= Exercise brief =
Go through the data below and gather each line containing "Cooled".

= Dataset extract =
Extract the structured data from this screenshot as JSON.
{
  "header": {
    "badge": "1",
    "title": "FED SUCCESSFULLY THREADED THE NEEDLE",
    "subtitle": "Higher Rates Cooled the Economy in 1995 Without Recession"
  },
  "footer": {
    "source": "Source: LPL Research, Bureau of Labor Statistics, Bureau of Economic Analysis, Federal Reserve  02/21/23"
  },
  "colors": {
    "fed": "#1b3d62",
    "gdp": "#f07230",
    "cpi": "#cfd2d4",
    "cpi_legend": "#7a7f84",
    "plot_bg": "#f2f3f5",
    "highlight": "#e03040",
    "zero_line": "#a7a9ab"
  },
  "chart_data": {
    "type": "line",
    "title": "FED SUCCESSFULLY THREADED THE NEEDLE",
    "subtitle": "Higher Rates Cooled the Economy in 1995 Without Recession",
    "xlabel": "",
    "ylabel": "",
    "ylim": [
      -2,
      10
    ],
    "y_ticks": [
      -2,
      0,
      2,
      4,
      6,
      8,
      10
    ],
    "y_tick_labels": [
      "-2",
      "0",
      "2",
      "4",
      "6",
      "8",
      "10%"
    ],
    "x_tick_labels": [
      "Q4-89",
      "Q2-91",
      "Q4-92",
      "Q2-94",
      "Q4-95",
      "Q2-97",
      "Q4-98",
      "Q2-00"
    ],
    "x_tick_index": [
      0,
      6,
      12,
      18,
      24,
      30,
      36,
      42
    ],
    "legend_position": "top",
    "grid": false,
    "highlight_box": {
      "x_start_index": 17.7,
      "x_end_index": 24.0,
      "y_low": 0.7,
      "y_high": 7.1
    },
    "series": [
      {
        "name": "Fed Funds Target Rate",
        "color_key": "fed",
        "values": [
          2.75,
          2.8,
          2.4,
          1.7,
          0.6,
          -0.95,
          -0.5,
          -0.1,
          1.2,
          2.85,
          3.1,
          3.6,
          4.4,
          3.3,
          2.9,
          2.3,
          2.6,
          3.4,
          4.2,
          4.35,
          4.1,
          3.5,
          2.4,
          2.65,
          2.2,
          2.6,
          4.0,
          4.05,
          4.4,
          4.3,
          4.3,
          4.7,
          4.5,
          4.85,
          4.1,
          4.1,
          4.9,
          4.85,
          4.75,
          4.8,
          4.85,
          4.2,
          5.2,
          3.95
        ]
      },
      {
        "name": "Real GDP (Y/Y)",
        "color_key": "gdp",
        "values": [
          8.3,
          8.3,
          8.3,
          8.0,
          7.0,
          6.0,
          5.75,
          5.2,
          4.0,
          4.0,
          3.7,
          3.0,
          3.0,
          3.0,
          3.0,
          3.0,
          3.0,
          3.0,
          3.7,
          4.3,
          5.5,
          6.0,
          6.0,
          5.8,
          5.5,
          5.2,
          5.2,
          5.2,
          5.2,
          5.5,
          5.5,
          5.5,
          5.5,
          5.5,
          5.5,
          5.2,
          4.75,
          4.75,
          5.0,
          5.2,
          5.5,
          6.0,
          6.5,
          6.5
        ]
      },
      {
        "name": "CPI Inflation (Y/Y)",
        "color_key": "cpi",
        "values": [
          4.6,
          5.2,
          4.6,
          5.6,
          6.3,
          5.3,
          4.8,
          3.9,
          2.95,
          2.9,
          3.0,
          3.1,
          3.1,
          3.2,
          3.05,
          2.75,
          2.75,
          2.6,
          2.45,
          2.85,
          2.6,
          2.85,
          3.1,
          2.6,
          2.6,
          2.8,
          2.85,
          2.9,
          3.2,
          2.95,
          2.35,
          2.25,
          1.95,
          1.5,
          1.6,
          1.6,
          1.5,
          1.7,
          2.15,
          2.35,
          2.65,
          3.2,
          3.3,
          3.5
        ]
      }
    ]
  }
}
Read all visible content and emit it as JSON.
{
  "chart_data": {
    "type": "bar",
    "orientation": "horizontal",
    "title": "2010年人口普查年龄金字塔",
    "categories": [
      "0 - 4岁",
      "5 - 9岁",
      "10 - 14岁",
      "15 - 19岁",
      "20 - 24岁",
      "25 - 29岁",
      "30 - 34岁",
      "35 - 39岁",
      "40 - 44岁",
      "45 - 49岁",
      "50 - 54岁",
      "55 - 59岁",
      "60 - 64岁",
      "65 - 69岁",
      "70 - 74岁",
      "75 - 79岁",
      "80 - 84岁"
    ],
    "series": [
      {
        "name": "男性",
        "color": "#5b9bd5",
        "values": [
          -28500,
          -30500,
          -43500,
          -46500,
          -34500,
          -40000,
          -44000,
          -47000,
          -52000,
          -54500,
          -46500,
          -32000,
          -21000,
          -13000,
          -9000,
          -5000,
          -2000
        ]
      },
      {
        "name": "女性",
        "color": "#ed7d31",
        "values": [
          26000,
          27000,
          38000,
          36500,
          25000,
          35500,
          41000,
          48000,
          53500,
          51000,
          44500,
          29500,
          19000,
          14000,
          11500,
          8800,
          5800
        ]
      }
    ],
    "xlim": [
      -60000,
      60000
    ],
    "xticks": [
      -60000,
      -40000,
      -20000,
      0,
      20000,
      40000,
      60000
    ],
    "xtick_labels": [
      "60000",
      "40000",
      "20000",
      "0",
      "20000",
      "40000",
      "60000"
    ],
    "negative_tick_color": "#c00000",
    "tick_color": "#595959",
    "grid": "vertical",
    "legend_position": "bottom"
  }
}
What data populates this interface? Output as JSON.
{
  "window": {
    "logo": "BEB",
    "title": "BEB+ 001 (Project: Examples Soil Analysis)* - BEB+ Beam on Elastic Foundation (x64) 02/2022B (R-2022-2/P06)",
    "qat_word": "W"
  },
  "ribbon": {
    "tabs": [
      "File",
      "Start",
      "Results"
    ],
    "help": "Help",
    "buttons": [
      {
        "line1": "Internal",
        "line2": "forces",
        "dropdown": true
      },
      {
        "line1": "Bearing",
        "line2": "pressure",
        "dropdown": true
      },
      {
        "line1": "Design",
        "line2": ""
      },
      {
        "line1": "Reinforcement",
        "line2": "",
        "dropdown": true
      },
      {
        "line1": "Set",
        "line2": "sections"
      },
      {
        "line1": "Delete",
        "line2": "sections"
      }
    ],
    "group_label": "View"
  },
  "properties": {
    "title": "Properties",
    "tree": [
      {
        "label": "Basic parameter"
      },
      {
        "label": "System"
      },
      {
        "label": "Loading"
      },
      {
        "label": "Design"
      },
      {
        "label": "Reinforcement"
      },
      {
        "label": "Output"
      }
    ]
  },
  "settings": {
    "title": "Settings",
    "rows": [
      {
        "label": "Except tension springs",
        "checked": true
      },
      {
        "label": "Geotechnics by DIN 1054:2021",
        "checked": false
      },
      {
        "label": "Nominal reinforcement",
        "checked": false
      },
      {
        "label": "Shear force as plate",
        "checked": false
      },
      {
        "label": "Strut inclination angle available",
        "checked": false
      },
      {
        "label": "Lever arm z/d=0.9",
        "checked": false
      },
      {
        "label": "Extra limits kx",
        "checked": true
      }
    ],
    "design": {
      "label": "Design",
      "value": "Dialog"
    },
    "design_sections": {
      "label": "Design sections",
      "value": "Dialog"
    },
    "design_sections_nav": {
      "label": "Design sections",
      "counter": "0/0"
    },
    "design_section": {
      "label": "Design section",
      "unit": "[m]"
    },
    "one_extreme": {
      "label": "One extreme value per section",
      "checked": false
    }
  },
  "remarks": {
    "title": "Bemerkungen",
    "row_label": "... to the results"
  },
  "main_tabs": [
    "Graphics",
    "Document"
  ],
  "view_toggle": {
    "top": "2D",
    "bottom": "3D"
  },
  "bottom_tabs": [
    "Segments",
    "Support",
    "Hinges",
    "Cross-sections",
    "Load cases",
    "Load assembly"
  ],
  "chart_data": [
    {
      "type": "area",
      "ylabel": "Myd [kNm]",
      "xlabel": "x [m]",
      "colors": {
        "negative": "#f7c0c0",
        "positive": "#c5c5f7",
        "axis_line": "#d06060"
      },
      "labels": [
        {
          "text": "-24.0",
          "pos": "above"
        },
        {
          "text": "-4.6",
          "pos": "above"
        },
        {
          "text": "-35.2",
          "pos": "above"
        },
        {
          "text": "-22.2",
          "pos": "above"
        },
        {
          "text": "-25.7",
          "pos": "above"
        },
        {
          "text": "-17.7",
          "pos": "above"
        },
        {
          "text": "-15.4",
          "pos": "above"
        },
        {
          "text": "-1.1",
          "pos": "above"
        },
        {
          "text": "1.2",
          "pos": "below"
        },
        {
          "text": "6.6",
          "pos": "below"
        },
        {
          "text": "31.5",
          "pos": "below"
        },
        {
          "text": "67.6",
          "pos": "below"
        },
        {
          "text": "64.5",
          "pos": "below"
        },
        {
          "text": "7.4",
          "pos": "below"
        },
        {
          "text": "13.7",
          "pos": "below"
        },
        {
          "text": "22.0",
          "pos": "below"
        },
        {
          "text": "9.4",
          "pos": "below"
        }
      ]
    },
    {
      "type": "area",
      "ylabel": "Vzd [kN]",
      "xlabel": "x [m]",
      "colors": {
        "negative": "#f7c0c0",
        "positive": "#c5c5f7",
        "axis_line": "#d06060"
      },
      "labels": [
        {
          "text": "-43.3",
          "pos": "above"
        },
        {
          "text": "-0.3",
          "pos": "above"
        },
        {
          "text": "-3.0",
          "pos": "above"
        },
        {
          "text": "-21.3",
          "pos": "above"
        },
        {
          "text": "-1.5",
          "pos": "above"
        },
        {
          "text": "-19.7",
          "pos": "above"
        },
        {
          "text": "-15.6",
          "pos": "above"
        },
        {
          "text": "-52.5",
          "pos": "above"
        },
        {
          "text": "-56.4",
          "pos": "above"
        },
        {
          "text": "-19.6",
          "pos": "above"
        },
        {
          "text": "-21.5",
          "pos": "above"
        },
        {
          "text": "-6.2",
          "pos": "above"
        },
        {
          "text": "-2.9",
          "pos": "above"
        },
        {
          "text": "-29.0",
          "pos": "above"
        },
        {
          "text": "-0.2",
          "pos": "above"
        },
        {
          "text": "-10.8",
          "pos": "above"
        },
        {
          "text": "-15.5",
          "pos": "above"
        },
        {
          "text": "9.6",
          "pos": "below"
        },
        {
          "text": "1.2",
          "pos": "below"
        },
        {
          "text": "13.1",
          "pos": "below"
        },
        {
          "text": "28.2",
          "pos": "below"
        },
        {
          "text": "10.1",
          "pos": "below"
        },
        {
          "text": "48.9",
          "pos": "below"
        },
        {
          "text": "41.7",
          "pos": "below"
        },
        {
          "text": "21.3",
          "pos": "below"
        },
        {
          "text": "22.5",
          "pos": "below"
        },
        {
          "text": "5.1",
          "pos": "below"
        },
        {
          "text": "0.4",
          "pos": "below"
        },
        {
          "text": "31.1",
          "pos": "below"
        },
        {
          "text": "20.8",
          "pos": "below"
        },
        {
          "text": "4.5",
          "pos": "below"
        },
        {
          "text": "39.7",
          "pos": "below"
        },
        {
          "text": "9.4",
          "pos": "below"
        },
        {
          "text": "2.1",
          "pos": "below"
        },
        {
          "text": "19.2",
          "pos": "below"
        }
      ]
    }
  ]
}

= Finished answer =
    "subtitle": "Higher Rates Cooled the Economy in 1995 Without Recession"
    "subtitle": "Higher Rates Cooled the Economy in 1995 Without Recession",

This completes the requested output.